◆ **Exercise goal**: In the entries that follow, find the word "when" and report each line it is on.

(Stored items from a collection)
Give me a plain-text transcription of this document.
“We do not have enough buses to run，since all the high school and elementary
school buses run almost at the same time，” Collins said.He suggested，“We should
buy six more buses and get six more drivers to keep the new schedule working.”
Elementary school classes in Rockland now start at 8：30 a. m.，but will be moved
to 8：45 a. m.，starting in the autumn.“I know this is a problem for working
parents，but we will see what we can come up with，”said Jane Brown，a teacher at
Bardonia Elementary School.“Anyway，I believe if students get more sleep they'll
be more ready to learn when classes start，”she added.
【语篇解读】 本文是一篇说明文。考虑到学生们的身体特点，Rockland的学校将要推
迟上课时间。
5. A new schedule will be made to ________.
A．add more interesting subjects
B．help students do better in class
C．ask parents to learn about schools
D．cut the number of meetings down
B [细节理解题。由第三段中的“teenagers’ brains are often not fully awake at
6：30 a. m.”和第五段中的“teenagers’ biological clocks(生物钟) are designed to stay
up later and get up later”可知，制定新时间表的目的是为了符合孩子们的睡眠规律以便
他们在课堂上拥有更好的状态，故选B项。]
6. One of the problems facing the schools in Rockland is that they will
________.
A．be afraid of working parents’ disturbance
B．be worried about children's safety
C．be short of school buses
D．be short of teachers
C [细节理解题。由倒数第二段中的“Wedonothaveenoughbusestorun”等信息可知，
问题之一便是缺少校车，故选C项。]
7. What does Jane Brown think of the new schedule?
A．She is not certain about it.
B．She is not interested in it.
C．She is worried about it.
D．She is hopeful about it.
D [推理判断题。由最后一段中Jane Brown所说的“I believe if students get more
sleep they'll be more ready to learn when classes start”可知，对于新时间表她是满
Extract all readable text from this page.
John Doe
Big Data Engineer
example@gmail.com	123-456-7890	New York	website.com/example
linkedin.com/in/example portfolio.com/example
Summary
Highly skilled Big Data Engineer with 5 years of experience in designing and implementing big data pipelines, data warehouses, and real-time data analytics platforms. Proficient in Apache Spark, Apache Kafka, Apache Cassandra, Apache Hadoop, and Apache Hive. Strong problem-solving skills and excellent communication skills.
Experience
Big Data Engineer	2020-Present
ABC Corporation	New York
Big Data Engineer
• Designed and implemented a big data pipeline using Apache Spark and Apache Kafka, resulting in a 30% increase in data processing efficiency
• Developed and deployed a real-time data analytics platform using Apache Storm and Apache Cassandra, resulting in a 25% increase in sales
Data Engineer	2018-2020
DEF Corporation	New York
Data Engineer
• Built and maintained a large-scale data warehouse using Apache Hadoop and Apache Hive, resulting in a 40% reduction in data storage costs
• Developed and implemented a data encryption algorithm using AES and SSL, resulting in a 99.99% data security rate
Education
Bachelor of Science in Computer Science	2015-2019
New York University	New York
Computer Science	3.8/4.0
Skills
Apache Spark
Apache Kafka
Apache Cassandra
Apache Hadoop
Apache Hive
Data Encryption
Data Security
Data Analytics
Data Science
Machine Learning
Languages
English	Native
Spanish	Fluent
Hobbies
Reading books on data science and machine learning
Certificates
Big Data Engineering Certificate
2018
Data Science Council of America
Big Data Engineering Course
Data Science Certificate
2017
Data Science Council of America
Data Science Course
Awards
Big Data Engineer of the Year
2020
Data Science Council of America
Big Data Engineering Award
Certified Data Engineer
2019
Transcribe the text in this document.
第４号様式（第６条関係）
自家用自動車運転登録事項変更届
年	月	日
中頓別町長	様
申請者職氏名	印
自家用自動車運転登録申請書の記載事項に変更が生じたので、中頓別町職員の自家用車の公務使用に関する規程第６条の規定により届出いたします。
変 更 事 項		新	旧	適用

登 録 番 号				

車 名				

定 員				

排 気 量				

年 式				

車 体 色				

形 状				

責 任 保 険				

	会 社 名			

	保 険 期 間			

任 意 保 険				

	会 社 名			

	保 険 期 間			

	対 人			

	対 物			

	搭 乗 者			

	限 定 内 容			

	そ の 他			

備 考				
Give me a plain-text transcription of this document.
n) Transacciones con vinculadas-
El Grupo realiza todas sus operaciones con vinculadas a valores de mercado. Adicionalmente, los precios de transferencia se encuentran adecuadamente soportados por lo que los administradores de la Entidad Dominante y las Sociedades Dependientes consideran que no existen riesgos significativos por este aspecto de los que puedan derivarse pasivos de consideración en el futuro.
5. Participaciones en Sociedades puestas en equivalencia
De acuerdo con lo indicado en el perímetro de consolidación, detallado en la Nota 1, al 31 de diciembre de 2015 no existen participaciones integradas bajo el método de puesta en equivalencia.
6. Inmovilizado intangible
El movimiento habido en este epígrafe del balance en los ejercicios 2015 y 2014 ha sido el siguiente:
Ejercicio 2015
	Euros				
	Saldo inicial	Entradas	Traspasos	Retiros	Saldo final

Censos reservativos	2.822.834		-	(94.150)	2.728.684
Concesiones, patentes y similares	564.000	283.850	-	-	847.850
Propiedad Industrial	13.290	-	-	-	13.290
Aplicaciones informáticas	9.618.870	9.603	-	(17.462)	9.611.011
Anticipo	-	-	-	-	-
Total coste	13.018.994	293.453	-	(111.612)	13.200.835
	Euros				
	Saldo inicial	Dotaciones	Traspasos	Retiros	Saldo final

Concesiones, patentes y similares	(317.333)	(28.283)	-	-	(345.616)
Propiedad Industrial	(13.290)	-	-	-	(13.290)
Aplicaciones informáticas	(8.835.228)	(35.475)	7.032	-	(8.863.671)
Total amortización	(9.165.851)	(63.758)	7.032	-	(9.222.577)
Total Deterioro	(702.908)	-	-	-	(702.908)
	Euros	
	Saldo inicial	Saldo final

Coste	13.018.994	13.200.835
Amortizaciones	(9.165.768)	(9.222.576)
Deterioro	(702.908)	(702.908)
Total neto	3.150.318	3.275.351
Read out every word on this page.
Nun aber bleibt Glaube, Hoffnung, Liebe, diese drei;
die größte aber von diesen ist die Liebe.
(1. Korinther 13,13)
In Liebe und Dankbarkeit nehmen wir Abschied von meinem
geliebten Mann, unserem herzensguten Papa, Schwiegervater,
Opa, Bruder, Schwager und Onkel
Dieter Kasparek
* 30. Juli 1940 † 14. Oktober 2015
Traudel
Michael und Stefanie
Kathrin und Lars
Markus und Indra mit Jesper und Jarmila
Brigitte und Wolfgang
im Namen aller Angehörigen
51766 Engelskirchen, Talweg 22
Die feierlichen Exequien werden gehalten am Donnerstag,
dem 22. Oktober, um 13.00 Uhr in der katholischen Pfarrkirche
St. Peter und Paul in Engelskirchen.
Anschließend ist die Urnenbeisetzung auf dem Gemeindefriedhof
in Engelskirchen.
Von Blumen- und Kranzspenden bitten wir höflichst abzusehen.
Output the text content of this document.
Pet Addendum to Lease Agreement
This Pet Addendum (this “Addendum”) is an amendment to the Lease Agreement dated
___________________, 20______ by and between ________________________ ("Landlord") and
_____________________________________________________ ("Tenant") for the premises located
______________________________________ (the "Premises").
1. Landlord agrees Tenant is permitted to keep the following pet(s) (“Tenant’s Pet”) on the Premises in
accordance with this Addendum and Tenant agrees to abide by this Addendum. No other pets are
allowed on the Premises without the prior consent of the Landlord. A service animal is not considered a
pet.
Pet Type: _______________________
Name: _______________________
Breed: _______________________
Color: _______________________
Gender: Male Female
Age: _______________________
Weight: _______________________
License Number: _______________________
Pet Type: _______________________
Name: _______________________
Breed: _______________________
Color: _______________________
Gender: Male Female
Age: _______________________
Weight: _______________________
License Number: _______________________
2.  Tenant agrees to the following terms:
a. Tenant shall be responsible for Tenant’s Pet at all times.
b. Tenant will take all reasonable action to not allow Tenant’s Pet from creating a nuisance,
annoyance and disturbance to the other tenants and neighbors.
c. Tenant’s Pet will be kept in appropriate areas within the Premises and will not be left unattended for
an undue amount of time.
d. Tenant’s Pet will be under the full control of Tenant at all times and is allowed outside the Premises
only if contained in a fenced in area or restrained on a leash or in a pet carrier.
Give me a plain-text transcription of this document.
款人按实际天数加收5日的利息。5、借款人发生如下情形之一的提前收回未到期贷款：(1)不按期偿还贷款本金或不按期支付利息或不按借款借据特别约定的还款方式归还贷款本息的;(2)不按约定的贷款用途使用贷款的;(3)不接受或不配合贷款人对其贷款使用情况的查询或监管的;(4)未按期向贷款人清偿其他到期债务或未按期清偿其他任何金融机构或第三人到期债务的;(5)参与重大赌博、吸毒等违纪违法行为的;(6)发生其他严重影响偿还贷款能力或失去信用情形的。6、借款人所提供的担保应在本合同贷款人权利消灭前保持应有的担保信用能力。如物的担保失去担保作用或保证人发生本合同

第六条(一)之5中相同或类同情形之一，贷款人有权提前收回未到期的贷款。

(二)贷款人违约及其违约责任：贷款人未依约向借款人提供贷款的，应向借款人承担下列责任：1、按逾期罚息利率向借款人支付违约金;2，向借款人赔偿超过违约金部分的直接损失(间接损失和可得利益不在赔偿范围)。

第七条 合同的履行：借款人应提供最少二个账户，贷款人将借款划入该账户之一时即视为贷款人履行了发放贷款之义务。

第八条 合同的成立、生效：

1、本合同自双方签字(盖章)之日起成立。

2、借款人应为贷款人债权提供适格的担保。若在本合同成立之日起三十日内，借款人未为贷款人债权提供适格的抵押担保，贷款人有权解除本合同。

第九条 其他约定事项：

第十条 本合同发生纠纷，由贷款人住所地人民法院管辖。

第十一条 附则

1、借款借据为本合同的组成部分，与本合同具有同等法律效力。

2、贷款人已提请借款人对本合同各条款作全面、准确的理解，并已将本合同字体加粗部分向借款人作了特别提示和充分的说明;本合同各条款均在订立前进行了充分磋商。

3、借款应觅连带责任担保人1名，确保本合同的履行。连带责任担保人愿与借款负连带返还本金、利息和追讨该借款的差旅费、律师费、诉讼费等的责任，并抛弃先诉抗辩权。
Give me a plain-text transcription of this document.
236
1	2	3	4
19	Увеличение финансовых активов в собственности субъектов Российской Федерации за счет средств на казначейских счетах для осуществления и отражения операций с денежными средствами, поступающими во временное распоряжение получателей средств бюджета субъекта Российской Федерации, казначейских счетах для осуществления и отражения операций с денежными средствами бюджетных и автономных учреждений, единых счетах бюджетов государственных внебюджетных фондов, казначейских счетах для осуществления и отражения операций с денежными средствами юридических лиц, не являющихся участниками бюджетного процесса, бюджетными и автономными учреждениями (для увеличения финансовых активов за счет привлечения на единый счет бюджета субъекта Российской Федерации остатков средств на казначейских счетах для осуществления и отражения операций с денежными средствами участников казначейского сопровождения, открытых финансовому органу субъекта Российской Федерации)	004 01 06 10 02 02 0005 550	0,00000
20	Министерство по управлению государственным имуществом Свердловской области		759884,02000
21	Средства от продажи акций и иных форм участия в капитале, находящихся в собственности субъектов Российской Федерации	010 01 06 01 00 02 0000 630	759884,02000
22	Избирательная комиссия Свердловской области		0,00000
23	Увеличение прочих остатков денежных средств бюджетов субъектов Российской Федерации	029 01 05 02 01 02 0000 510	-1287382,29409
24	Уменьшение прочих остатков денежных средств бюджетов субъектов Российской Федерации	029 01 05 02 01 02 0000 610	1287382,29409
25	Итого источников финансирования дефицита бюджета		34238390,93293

◆ **Task output**:
be more ready to learn when classes start，”she added.
sleep they'll be more ready to learn when classes start”可知，对于新时间表她是满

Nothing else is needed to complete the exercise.